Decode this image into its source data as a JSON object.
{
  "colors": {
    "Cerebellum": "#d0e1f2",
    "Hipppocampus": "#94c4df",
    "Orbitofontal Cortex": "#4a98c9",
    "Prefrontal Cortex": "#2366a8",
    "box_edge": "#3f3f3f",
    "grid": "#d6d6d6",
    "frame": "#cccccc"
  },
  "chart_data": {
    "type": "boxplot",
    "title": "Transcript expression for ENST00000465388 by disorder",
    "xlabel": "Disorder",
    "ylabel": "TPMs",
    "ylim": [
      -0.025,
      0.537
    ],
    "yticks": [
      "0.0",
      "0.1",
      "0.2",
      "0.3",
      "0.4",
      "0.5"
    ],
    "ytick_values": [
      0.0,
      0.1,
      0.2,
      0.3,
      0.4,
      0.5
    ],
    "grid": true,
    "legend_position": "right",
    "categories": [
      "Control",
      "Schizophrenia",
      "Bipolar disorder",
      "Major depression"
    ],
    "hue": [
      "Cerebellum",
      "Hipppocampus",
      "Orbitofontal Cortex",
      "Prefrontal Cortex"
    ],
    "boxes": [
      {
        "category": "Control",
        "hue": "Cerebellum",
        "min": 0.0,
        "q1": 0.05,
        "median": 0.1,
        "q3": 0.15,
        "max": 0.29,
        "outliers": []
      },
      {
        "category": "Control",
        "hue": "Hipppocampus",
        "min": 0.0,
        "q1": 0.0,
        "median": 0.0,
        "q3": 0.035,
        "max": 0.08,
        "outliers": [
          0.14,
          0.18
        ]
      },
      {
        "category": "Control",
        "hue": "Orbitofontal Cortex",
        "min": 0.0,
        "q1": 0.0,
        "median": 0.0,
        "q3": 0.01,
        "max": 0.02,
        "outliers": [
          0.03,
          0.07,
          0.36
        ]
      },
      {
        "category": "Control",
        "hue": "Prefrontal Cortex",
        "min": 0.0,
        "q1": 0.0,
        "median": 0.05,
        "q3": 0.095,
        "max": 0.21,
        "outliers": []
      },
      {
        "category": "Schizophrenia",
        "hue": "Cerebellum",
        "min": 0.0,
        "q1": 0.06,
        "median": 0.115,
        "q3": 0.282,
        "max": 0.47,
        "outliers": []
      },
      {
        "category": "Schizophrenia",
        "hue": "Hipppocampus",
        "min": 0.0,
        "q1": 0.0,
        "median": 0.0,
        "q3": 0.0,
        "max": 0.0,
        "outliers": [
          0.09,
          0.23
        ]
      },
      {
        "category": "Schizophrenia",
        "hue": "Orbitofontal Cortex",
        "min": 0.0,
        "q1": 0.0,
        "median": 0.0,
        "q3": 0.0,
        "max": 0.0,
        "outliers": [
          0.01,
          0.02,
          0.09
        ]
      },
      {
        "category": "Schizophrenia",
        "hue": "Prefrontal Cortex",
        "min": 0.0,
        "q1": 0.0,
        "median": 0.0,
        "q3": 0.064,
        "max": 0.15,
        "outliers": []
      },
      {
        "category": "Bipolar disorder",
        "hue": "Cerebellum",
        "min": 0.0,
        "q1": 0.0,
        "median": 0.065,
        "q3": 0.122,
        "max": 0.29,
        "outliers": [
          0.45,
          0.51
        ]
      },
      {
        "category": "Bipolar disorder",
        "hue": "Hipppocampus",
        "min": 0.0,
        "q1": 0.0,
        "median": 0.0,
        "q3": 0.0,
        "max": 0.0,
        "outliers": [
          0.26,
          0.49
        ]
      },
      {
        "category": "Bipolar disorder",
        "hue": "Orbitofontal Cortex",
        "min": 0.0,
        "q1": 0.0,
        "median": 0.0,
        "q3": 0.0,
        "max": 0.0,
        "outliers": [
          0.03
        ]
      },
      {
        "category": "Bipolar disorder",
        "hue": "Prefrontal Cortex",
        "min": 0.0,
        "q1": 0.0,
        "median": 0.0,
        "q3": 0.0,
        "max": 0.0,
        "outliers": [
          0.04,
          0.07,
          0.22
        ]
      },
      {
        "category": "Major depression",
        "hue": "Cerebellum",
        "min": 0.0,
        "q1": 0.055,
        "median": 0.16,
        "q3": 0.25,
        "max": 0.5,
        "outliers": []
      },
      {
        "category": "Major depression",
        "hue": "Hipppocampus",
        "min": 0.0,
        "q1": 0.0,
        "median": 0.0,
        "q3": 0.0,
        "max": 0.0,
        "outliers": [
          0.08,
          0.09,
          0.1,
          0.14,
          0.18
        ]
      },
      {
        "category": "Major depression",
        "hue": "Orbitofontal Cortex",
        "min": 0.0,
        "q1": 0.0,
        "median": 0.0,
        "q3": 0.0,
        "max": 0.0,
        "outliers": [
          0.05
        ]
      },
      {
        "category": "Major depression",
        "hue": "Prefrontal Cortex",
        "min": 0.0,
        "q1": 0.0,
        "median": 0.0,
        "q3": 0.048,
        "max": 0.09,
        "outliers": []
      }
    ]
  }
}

## Task description
Copy each entry exactly, with nothing added or dropped.

## Solution for this task
Decode this image into its source data as a JSON object.
{
  "colors": {
    "Cerebellum": "#d0e1f2",
    "Hipppocampus": "#94c4df",
    "Orbitofontal Cortex": "#4a98c9",
    "Prefrontal Cortex": "#2366a8",
    "box_edge": "#3f3f3f",
    "grid": "#d6d6d6",
    "frame": "#cccccc"
  },
  "chart_data": {
    "type": "boxplot",
    "title": "Transcript expression for ENST00000465388 by disorder",
    "xlabel": "Disorder",
    "ylabel": "TPMs",
    "ylim": [
      -0.025,
      0.537
    ],
    "yticks": [
      "0.0",
      "0.1",
      "0.2",
      "0.3",
      "0.4",
      "0.5"
    ],
    "ytick_values": [
      0.0,
      0.1,
      0.2,
      0.3,
      0.4,
      0.5
    ],
    "grid": true,
    "legend_position": "right",
    "categories": [
      "Control",
      "Schizophrenia",
      "Bipolar disorder",
      "Major depression"
    ],
    "hue": [
      "Cerebellum",
      "Hipppocampus",
      "Orbitofontal Cortex",
      "Prefrontal Cortex"
    ],
    "boxes": [
      {
        "category": "Control",
        "hue": "Cerebellum",
        "min": 0.0,
        "q1": 0.05,
        "median": 0.1,
        "q3": 0.15,
        "max": 0.29,
        "outliers": []
      },
      {
        "category": "Control",
        "hue": "Hipppocampus",
        "min": 0.0,
        "q1": 0.0,
        "median": 0.0,
        "q3": 0.035,
        "max": 0.08,
        "outliers": [
          0.14,
          0.18
        ]
      },
      {
        "category": "Control",
        "hue": "Orbitofontal Cortex",
        "min": 0.0,
        "q1": 0.0,
        "median": 0.0,
        "q3": 0.01,
        "max": 0.02,
        "outliers": [
          0.03,
          0.07,
          0.36
        ]
      },
      {
        "category": "Control",
        "hue": "Prefrontal Cortex",
        "min": 0.0,
        "q1": 0.0,
        "median": 0.05,
        "q3": 0.095,
        "max": 0.21,
        "outliers": []
      },
      {
        "category": "Schizophrenia",
        "hue": "Cerebellum",
        "min": 0.0,
        "q1": 0.06,
        "median": 0.115,
        "q3": 0.282,
        "max": 0.47,
        "outliers": []
      },
      {
        "category": "Schizophrenia",
        "hue": "Hipppocampus",
        "min": 0.0,
        "q1": 0.0,
        "median": 0.0,
        "q3": 0.0,
        "max": 0.0,
        "outliers": [
          0.09,
          0.23
        ]
      },
      {
        "category": "Schizophrenia",
        "hue": "Orbitofontal Cortex",
        "min": 0.0,
        "q1": 0.0,
        "median": 0.0,
        "q3": 0.0,
        "max": 0.0,
        "outliers": [
          0.01,
          0.02,
          0.09
        ]
      },
      {
        "category": "Schizophrenia",
        "hue": "Prefrontal Cortex",
        "min": 0.0,
        "q1": 0.0,
        "median": 0.0,
        "q3": 0.064,
        "max": 0.15,
        "outliers": []
      },
      {
        "category": "Bipolar disorder",
        "hue": "Cerebellum",
        "min": 0.0,
        "q1": 0.0,
        "median": 0.065,
        "q3": 0.122,
        "max": 0.29,
        "outliers": [
          0.45,
          0.51
        ]
      },
      {
        "category": "Bipolar disorder",
        "hue": "Hipppocampus",
        "min": 0.0,
        "q1": 0.0,
        "median": 0.0,
        "q3": 0.0,
        "max": 0.0,
        "outliers": [
          0.26,
          0.49
        ]
      },
      {
        "category": "Bipolar disorder",
        "hue": "Orbitofontal Cortex",
        "min": 0.0,
        "q1": 0.0,
        "median": 0.0,
        "q3": 0.0,
        "max": 0.0,
        "outliers": [
          0.03
        ]
      },
      {
        "category": "Bipolar disorder",
        "hue": "Prefrontal Cortex",
        "min": 0.0,
        "q1": 0.0,
        "median": 0.0,
        "q3": 0.0,
        "max": 0.0,
        "outliers": [
          0.04,
          0.07,
          0.22
        ]
      },
      {
        "category": "Major depression",
        "hue": "Cerebellum",
        "min": 0.0,
        "q1": 0.055,
        "median": 0.16,
        "q3": 0.25,
        "max": 0.5,
        "outliers": []
      },
      {
        "category": "Major depression",
        "hue": "Hipppocampus",
        "min": 0.0,
        "q1": 0.0,
        "median": 0.0,
        "q3": 0.0,
        "max": 0.0,
        "outliers": [
          0.08,
          0.09,
          0.1,
          0.14,
          0.18
        ]
      },
      {
        "category": "Major depression",
        "hue": "Orbitofontal Cortex",
        "min": 0.0,
        "q1": 0.0,
        "median": 0.0,
        "q3": 0.0,
        "max": 0.0,
        "outliers": [
          0.05
        ]
      },
      {
        "category": "Major depression",
        "hue": "Prefrontal Cortex",
        "min": 0.0,
        "q1": 0.0,
        "median": 0.0,
        "q3": 0.048,
        "max": 0.09,
        "outliers": []
      }
    ]
  }
}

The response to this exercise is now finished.